═══ Material for the task

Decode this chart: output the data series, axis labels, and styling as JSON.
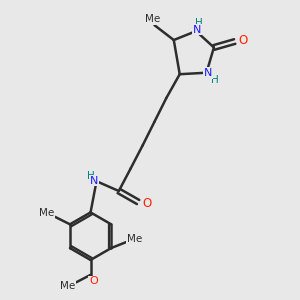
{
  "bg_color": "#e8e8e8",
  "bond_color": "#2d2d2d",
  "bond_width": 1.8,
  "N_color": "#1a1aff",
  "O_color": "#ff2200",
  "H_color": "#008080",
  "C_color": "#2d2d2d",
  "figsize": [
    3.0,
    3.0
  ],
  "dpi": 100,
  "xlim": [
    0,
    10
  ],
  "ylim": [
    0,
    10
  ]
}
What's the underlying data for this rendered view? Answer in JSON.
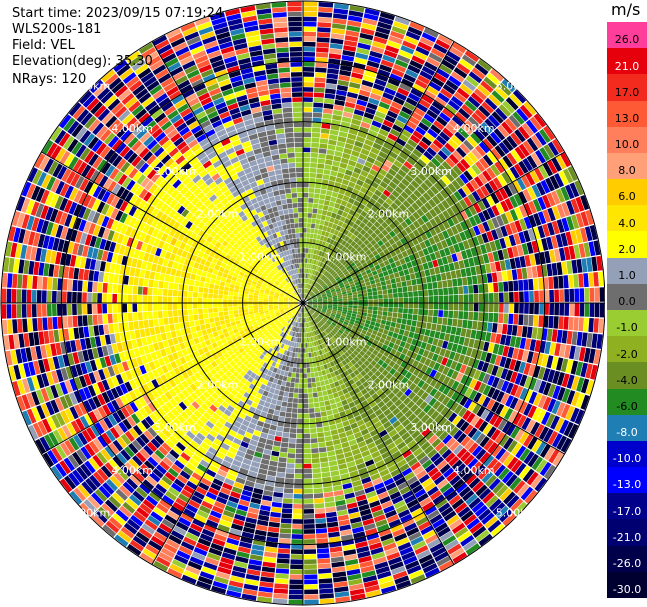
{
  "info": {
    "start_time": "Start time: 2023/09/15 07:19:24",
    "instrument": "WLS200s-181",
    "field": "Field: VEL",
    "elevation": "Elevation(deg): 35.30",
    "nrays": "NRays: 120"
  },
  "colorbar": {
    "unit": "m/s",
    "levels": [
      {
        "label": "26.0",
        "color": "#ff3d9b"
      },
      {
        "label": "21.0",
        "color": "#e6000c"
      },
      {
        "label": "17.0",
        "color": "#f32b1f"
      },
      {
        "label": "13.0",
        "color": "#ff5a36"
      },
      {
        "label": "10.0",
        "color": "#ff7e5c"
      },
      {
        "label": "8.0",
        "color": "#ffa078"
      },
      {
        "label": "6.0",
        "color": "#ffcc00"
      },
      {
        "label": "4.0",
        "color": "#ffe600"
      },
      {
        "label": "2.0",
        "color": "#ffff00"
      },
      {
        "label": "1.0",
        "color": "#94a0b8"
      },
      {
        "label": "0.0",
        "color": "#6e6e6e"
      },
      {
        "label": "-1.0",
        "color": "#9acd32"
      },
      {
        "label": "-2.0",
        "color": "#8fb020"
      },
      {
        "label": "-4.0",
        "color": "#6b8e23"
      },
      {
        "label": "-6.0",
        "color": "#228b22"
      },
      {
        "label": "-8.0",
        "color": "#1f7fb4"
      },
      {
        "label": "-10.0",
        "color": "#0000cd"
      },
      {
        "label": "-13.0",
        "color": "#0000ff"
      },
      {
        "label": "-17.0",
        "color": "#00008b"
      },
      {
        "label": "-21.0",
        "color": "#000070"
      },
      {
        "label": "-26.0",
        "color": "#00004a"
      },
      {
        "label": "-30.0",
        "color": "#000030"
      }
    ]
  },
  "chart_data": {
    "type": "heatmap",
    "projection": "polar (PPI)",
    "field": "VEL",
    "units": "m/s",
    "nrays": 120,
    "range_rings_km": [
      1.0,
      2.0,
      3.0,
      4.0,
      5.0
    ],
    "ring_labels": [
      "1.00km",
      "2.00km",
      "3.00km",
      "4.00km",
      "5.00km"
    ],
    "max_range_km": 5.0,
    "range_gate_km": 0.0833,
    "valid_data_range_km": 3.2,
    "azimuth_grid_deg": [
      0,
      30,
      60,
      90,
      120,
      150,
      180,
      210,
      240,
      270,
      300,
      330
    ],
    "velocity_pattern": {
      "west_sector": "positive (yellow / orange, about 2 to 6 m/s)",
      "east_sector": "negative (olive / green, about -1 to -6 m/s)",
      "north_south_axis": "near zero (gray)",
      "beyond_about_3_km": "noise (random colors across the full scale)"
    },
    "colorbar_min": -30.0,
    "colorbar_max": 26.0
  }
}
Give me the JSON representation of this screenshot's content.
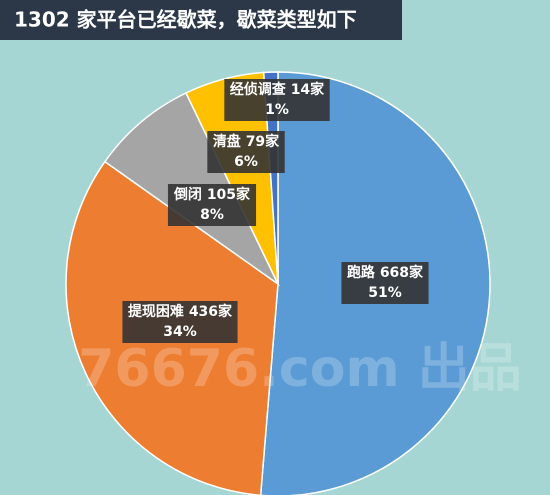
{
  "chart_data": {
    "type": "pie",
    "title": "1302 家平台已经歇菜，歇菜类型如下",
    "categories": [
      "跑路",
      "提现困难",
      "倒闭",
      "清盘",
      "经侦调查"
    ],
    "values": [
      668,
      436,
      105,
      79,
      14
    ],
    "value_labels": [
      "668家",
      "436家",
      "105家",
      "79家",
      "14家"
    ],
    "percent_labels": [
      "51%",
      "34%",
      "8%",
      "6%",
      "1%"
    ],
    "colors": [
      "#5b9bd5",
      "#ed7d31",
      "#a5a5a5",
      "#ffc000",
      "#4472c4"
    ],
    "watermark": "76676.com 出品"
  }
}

══════

Job:
Repeat each record exactly, with the pictures left out.

Written answer:
Decode this chart: output the data series, axis labels, and styling as JSON.
{
  "bg_color": "#e8e8e8",
  "bond_color": "#2d2d2d",
  "bond_width": 1.8,
  "N_color": "#1a1aff",
  "O_color": "#ff2200",
  "H_color": "#008080",
  "C_color": "#2d2d2d",
  "figsize": [
    3.0,
    3.0
  ],
  "dpi": 100,
  "xlim": [
    0,
    10
  ],
  "ylim": [
    0,
    10
  ]
}
What's the underlying data for this rendered view? Answer in JSON.
{
  "info": {
    "start_time": "Start time: 2023/09/15 07:19:24",
    "instrument": "WLS200s-181",
    "field": "Field: VEL",
    "elevation": "Elevation(deg): 35.30",
    "nrays": "NRays: 120"
  },
  "colorbar": {
    "unit": "m/s",
    "levels": [
      {
        "label": "26.0",
        "color": "#ff3d9b"
      },
      {
        "label": "21.0",
        "color": "#e6000c"
      },
      {
        "label": "17.0",
        "color": "#f32b1f"
      },
      {
        "label": "13.0",
        "color": "#ff5a36"
      },
      {
        "label": "10.0",
        "color": "#ff7e5c"
      },
      {
        "label": "8.0",
        "color": "#ffa078"
      },
      {
        "label": "6.0",
        "color": "#ffcc00"
      },
      {
        "label": "4.0",
        "color": "#ffe600"
      },
      {
        "label": "2.0",
        "color": "#ffff00"
      },
      {
        "label": "1.0",
        "color": "#94a0b8"
      },
      {
        "label": "0.0",
        "color": "#6e6e6e"
      },
      {
        "label": "-1.0",
        "color": "#9acd32"
      },
      {
        "label": "-2.0",
        "color": "#8fb020"
      },
      {
        "label": "-4.0",
        "color": "#6b8e23"
      },
      {
        "label": "-6.0",
        "color": "#228b22"
      },
      {
        "label": "-8.0",
        "color": "#1f7fb4"
      },
      {
        "label": "-10.0",
        "color": "#0000cd"
      },
      {
        "label": "-13.0",
        "color": "#0000ff"
      },
      {
        "label": "-17.0",
        "color": "#00008b"
      },
      {
        "label": "-21.0",
        "color": "#000070"
      },
      {
        "label": "-26.0",
        "color": "#00004a"
      },
      {
        "label": "-30.0",
        "color": "#000030"
      }
    ]
  },
  "chart_data": {
    "type": "heatmap",
    "projection": "polar (PPI)",
    "field": "VEL",
    "units": "m/s",
    "nrays": 120,
    "range_rings_km": [
      1.0,
      2.0,
      3.0,
      4.0,
      5.0
    ],
    "ring_labels": [
      "1.00km",
      "2.00km",
      "3.00km",
      "4.00km",
      "5.00km"
    ],
    "max_range_km": 5.0,
    "range_gate_km": 0.0833,
    "valid_data_range_km": 3.2,
    "azimuth_grid_deg": [
      0,
      30,
      60,
      90,
      120,
      150,
      180,
      210,
      240,
      270,
      300,
      330
    ],
    "velocity_pattern": {
      "west_sector": "positive (yellow / orange, about 2 to 6 m/s)",
      "east_sector": "negative (olive / green, about -1 to -6 m/s)",
      "north_south_axis": "near zero (gray)",
      "beyond_about_3_km": "noise (random colors across the full scale)"
    },
    "colorbar_min": -30.0,
    "colorbar_max": 26.0
  }
}
Give me the JSON representation of this screenshot's content.
{
  "chart_data": {
    "type": "pie",
    "title": "1302 家平台已经歇菜，歇菜类型如下",
    "categories": [
      "跑路",
      "提现困难",
      "倒闭",
      "清盘",
      "经侦调查"
    ],
    "values": [
      668,
      436,
      105,
      79,
      14
    ],
    "value_labels": [
      "668家",
      "436家",
      "105家",
      "79家",
      "14家"
    ],
    "percent_labels": [
      "51%",
      "34%",
      "8%",
      "6%",
      "1%"
    ],
    "colors": [
      "#5b9bd5",
      "#ed7d31",
      "#a5a5a5",
      "#ffc000",
      "#4472c4"
    ],
    "watermark": "76676.com 出品"
  }
}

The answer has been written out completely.